Given records ::

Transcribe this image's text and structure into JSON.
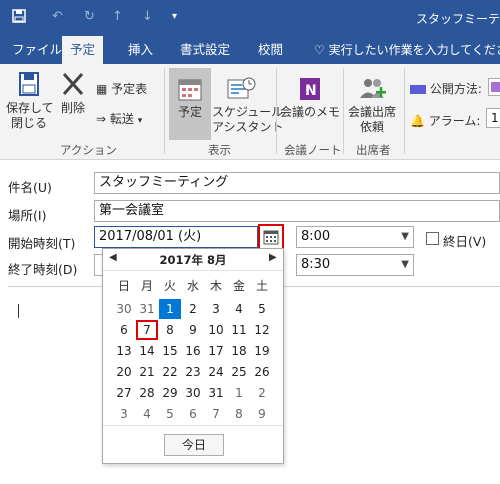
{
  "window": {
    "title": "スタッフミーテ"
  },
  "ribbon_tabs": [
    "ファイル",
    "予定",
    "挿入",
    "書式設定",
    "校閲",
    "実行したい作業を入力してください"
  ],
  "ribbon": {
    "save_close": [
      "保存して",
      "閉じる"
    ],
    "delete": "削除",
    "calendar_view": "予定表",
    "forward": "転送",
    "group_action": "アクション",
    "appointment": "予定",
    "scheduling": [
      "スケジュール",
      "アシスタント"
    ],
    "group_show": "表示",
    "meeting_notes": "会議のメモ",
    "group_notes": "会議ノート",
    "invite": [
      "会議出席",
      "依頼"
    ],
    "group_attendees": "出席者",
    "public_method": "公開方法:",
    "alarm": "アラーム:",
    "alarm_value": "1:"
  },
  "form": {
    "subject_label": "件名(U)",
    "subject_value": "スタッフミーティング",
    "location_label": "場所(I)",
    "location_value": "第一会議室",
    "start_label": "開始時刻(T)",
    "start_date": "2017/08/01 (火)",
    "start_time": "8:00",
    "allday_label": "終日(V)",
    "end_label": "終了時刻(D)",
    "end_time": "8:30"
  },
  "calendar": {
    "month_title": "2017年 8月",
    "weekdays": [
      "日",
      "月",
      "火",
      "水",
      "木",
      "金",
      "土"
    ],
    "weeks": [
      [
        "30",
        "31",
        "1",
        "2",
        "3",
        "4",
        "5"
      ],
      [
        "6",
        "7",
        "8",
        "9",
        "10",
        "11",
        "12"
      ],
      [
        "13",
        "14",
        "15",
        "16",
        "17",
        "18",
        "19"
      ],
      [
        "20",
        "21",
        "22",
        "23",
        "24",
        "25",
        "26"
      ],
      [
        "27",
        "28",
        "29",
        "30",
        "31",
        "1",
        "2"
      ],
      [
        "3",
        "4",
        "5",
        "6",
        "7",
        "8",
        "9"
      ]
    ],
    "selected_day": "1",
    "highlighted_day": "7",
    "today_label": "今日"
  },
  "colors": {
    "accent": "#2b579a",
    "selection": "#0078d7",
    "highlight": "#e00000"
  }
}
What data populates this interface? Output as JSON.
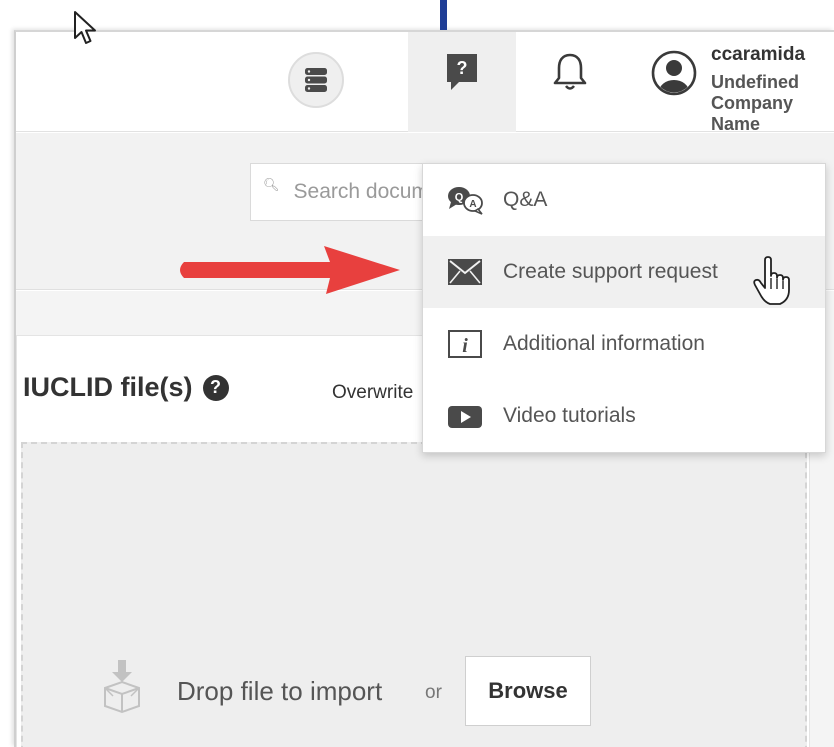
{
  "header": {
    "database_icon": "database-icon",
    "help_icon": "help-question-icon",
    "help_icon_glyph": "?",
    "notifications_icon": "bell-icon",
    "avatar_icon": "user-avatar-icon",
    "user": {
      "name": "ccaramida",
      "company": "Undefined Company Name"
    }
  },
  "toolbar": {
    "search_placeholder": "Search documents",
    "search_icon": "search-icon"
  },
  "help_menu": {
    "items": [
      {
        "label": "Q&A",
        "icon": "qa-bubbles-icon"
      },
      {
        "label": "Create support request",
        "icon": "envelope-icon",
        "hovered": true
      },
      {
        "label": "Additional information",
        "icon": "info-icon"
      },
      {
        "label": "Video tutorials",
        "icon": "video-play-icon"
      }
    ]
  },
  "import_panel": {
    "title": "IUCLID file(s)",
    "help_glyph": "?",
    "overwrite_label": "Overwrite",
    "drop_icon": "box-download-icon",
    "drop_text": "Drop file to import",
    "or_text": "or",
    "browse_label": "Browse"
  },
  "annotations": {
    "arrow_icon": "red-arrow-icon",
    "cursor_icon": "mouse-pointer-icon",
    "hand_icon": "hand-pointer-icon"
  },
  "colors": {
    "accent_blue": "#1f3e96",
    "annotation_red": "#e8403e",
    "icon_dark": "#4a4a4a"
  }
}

Objective ::
Look through the data above. Each line containing the word "this" needs to be copied.

Exercise result ::
Transcribe this image's text and structure into JSON.
What data populates this interface? Output as JSON.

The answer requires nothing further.